_WRITTEN EXERCISE:_
Retype the lines of the entries below verbatim, beginning at the line that contains "42, 551, 56]" and stopping after the line that contains "128, 793, 142]".

* START EXTRACTED DATA *

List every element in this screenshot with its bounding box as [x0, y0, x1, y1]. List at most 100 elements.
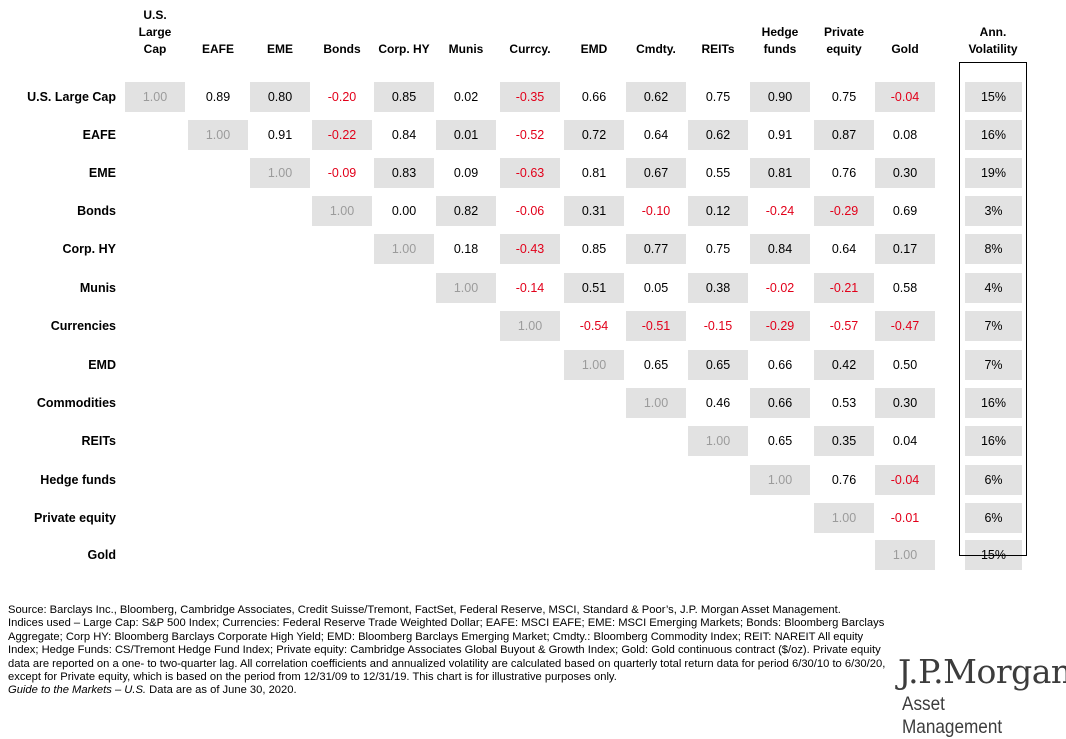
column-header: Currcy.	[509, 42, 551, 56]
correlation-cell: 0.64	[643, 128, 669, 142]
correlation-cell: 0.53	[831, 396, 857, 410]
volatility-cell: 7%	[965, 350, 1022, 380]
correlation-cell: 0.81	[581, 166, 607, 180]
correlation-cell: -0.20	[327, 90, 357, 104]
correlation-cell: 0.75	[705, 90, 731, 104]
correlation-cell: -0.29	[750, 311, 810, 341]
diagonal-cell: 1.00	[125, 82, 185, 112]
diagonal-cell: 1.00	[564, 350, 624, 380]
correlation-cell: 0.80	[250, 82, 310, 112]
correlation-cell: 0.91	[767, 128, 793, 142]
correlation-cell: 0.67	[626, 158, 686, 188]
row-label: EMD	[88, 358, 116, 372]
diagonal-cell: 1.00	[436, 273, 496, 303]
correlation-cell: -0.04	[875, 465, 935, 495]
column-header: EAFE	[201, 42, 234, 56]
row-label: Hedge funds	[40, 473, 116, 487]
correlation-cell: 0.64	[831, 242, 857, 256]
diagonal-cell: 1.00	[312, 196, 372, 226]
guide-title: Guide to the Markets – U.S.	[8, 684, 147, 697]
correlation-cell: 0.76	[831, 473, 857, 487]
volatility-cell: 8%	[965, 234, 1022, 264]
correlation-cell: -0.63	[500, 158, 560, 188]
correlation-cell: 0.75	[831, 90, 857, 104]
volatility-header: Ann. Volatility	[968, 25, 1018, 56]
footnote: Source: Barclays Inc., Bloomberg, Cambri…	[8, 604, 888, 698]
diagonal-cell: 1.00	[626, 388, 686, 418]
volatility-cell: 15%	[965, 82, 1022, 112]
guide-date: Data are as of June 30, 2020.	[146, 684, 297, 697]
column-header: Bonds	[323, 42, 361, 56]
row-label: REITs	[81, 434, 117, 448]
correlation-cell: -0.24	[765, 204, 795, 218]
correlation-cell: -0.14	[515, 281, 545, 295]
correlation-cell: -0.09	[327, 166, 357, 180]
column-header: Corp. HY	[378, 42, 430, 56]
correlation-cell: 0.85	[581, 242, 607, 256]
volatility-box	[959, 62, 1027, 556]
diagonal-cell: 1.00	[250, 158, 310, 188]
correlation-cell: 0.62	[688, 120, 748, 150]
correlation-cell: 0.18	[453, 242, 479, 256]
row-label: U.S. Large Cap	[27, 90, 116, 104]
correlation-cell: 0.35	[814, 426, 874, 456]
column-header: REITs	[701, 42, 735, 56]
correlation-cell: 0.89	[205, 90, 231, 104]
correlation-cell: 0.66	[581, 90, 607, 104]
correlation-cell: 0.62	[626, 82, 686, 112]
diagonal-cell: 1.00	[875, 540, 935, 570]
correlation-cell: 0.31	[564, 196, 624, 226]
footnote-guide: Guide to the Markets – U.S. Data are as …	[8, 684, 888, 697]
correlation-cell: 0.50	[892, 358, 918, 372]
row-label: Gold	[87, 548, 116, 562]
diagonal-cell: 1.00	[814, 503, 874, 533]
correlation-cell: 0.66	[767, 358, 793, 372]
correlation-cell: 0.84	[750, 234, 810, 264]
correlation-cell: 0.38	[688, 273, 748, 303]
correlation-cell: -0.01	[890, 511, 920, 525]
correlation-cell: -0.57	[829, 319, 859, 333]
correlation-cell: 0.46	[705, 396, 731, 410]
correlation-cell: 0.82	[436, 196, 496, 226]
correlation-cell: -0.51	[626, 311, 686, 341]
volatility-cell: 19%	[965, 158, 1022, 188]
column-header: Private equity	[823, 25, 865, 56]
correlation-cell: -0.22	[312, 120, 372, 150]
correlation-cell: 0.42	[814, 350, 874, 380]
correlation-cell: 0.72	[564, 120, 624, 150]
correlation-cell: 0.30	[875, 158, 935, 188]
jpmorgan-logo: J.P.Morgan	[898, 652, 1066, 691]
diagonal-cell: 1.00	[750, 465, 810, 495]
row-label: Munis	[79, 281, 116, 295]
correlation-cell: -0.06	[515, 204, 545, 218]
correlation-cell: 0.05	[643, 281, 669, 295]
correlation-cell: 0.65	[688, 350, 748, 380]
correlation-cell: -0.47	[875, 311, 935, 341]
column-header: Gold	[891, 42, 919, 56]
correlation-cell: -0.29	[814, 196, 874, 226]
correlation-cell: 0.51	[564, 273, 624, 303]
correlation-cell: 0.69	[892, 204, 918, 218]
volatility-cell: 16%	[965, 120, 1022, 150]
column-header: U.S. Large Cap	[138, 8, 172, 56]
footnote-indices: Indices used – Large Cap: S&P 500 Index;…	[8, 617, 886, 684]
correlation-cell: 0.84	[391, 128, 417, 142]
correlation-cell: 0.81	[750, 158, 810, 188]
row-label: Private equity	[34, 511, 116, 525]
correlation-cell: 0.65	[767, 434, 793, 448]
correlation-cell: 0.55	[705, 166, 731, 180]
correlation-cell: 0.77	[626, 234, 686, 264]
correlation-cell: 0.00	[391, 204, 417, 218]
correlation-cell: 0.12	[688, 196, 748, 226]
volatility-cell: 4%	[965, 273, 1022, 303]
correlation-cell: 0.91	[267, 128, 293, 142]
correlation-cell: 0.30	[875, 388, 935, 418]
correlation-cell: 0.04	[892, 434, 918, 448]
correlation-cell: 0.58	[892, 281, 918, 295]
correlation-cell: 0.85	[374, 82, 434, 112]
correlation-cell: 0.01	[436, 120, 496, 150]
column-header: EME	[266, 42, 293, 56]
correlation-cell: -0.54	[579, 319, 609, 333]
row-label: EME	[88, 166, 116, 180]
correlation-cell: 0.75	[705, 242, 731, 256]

* END EXTRACTED DATA *

_RESPONSE BELOW:_
column-header: Currcy.	[509, 42, 551, 56]
correlation-cell: 0.64	[643, 128, 669, 142]
correlation-cell: 0.53	[831, 396, 857, 410]
volatility-cell: 7%	[965, 350, 1022, 380]
correlation-cell: 0.81	[581, 166, 607, 180]
correlation-cell: -0.20	[327, 90, 357, 104]
correlation-cell: 0.75	[705, 90, 731, 104]
correlation-cell: -0.29	[750, 311, 810, 341]
diagonal-cell: 1.00	[125, 82, 185, 112]
diagonal-cell: 1.00	[564, 350, 624, 380]
correlation-cell: 0.80	[250, 82, 310, 112]
correlation-cell: 0.91	[767, 128, 793, 142]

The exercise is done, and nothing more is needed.